## Exercise details
Copy every line of the data that includes the string "arcsec".

══ Data in this exercise ══

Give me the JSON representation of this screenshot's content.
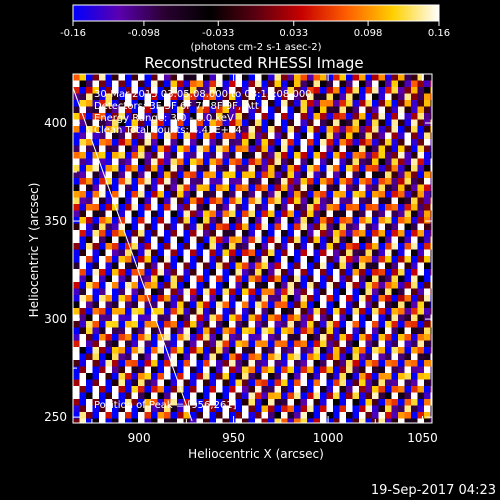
{
  "chart_data": {
    "type": "heatmap",
    "title": "Reconstructed RHESSI Image",
    "info_lines": [
      "30-Mar-2015 03:05:08.000 to 03:15:08.000",
      "Detectors: 3F 5F 6F 7F 8F 9F, Att 0",
      "Energy Range: 3.0 - 6.0 keV",
      "Clean    Total counts: 4.43E+04"
    ],
    "peak_label": "Position of Peak = [956,261]",
    "xlabel": "Heliocentric X (arcsec)",
    "ylabel": "Heliocentric Y (arcsec)",
    "xlim": [
      865,
      1055
    ],
    "ylim": [
      247,
      425
    ],
    "xticks": [
      900,
      950,
      1000,
      1050
    ],
    "yticks": [
      250,
      300,
      350,
      400
    ],
    "colorbar": {
      "min": -0.16,
      "max": 0.16,
      "ticks": [
        "-0.16",
        "-0.098",
        "-0.033",
        "0.033",
        "0.098",
        "0.16"
      ],
      "label": "(photons cm-2 s-1 asec-2)",
      "colormap": [
        "#0000ff",
        "#5a00b0",
        "#2a0030",
        "#000000",
        "#5a0010",
        "#c80000",
        "#ff6000",
        "#ffd000",
        "#ffffff"
      ]
    },
    "limb_line": {
      "x": [
        865,
        928
      ],
      "y": [
        418,
        248
      ]
    },
    "stripes": {
      "period_px": 20,
      "orientation": "diagonal, lower-left to upper-right"
    }
  },
  "footer": {
    "timestamp": "19-Sep-2017 04:23"
  }
}
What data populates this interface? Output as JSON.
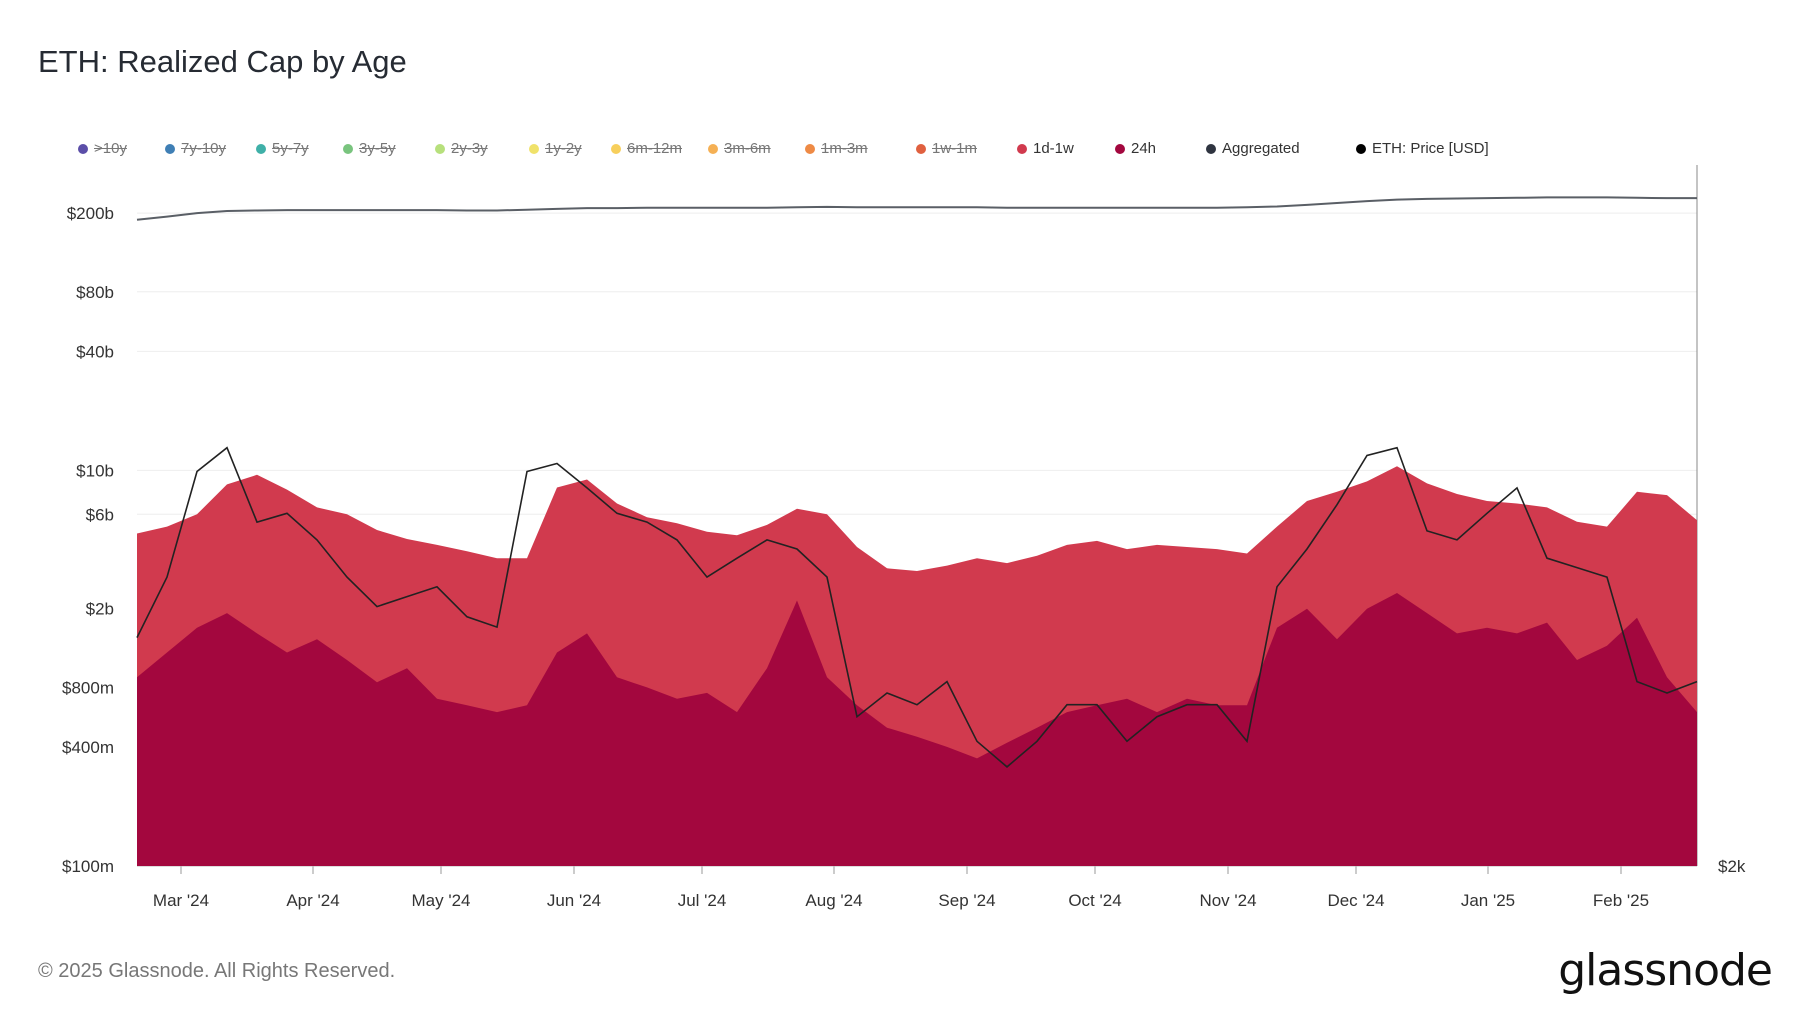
{
  "title": "ETH: Realized Cap by Age",
  "footer": "© 2025 Glassnode. All Rights Reserved.",
  "brand": "glassnode",
  "legend": [
    {
      "label": ">10y",
      "color": "#5b4ea8",
      "disabled": true
    },
    {
      "label": "7y-10y",
      "color": "#3f7fb5",
      "disabled": true
    },
    {
      "label": "5y-7y",
      "color": "#3fb0a8",
      "disabled": true
    },
    {
      "label": "3y-5y",
      "color": "#79c47e",
      "disabled": true
    },
    {
      "label": "2y-3y",
      "color": "#b7e07c",
      "disabled": true
    },
    {
      "label": "1y-2y",
      "color": "#f0e26a",
      "disabled": true
    },
    {
      "label": "6m-12m",
      "color": "#f7cf5c",
      "disabled": true
    },
    {
      "label": "3m-6m",
      "color": "#f5b054",
      "disabled": true
    },
    {
      "label": "1m-3m",
      "color": "#ee8a45",
      "disabled": true
    },
    {
      "label": "1w-1m",
      "color": "#e0603f",
      "disabled": true
    },
    {
      "label": "1d-1w",
      "color": "#d13a4e",
      "disabled": false
    },
    {
      "label": "24h",
      "color": "#a3073e",
      "disabled": false
    },
    {
      "label": "Aggregated",
      "color": "#2f3440",
      "disabled": false
    },
    {
      "label": "ETH: Price [USD]",
      "color": "#000000",
      "disabled": false
    }
  ],
  "chart_data": {
    "type": "area",
    "title": "ETH: Realized Cap by Age",
    "y_scale": "log",
    "y_ticks": [
      "$200b",
      "$80b",
      "$40b",
      "$10b",
      "$6b",
      "$2b",
      "$800m",
      "$400m",
      "$100m"
    ],
    "y_tick_values": [
      200000000000,
      80000000000,
      40000000000,
      10000000000,
      6000000000,
      2000000000,
      800000000,
      400000000,
      100000000
    ],
    "y2_tick": "$2k",
    "x_ticks": [
      "Mar '24",
      "Apr '24",
      "May '24",
      "Jun '24",
      "Jul '24",
      "Aug '24",
      "Sep '24",
      "Oct '24",
      "Nov '24",
      "Dec '24",
      "Jan '25",
      "Feb '25"
    ],
    "x": [
      "2024-02-19",
      "2024-02-26",
      "2024-03-04",
      "2024-03-11",
      "2024-03-18",
      "2024-03-25",
      "2024-04-01",
      "2024-04-08",
      "2024-04-15",
      "2024-04-22",
      "2024-04-29",
      "2024-05-06",
      "2024-05-13",
      "2024-05-20",
      "2024-05-27",
      "2024-06-03",
      "2024-06-10",
      "2024-06-17",
      "2024-06-24",
      "2024-07-01",
      "2024-07-08",
      "2024-07-15",
      "2024-07-22",
      "2024-07-29",
      "2024-08-05",
      "2024-08-12",
      "2024-08-19",
      "2024-08-26",
      "2024-09-02",
      "2024-09-09",
      "2024-09-16",
      "2024-09-23",
      "2024-09-30",
      "2024-10-07",
      "2024-10-14",
      "2024-10-21",
      "2024-10-28",
      "2024-11-04",
      "2024-11-11",
      "2024-11-18",
      "2024-11-25",
      "2024-12-02",
      "2024-12-09",
      "2024-12-16",
      "2024-12-23",
      "2024-12-30",
      "2025-01-06",
      "2025-01-13",
      "2025-01-20",
      "2025-01-27",
      "2025-02-03",
      "2025-02-10",
      "2025-02-17"
    ],
    "series": [
      {
        "name": "Aggregated",
        "color": "#5a5f66",
        "values": [
          185000000000,
          192000000000,
          200000000000,
          205000000000,
          206000000000,
          207000000000,
          207000000000,
          207000000000,
          207000000000,
          207000000000,
          207000000000,
          206000000000,
          206000000000,
          208000000000,
          210000000000,
          212000000000,
          212000000000,
          213000000000,
          213000000000,
          213000000000,
          213000000000,
          213000000000,
          214000000000,
          215000000000,
          214000000000,
          214000000000,
          214000000000,
          214000000000,
          214000000000,
          213000000000,
          213000000000,
          213000000000,
          213000000000,
          213000000000,
          213000000000,
          213000000000,
          213000000000,
          214000000000,
          216000000000,
          220000000000,
          225000000000,
          230000000000,
          234000000000,
          236000000000,
          237000000000,
          238000000000,
          239000000000,
          240000000000,
          240000000000,
          240000000000,
          239000000000,
          238000000000,
          238000000000
        ]
      },
      {
        "name": "1d-1w",
        "color": "#d13a4e",
        "values": [
          4800000000,
          5200000000,
          6000000000,
          8500000000,
          9500000000,
          8000000000,
          6500000000,
          6000000000,
          5000000000,
          4500000000,
          4200000000,
          3900000000,
          3600000000,
          3600000000,
          8200000000,
          9000000000,
          6800000000,
          5800000000,
          5400000000,
          4900000000,
          4700000000,
          5300000000,
          6400000000,
          6000000000,
          4100000000,
          3200000000,
          3100000000,
          3300000000,
          3600000000,
          3400000000,
          3700000000,
          4200000000,
          4400000000,
          4000000000,
          4200000000,
          4100000000,
          4000000000,
          3800000000,
          5200000000,
          7000000000,
          7800000000,
          8800000000,
          10500000000,
          8600000000,
          7600000000,
          7000000000,
          6800000000,
          6500000000,
          5500000000,
          5200000000,
          7800000000,
          7500000000,
          5600000000
        ]
      },
      {
        "name": "24h",
        "color": "#a3073e",
        "values": [
          900000000,
          1200000000,
          1600000000,
          1900000000,
          1500000000,
          1200000000,
          1400000000,
          1100000000,
          850000000,
          1000000000,
          700000000,
          650000000,
          600000000,
          650000000,
          1200000000,
          1500000000,
          900000000,
          800000000,
          700000000,
          750000000,
          600000000,
          1000000000,
          2200000000,
          900000000,
          650000000,
          500000000,
          450000000,
          400000000,
          350000000,
          420000000,
          500000000,
          600000000,
          650000000,
          700000000,
          600000000,
          700000000,
          650000000,
          650000000,
          1600000000,
          2000000000,
          1400000000,
          2000000000,
          2400000000,
          1900000000,
          1500000000,
          1600000000,
          1500000000,
          1700000000,
          1100000000,
          1300000000,
          1800000000,
          900000000,
          600000000
        ]
      },
      {
        "name": "ETH: Price [USD]",
        "color": "#222222",
        "values": [
          2900,
          3200,
          3800,
          3950,
          3500,
          3550,
          3400,
          3200,
          3050,
          3100,
          3150,
          3000,
          2950,
          3800,
          3850,
          3700,
          3550,
          3500,
          3400,
          3200,
          3300,
          3400,
          3350,
          3200,
          2550,
          2650,
          2600,
          2700,
          2450,
          2350,
          2450,
          2600,
          2600,
          2450,
          2550,
          2600,
          2600,
          2450,
          3150,
          3350,
          3600,
          3900,
          3950,
          3450,
          3400,
          3550,
          3700,
          3300,
          3250,
          3200,
          2700,
          2650,
          2700
        ]
      }
    ]
  }
}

═══

## Response
    "xlabel": "Heliocentric X (arcsec)",
    "ylabel": "Heliocentric Y (arcsec)",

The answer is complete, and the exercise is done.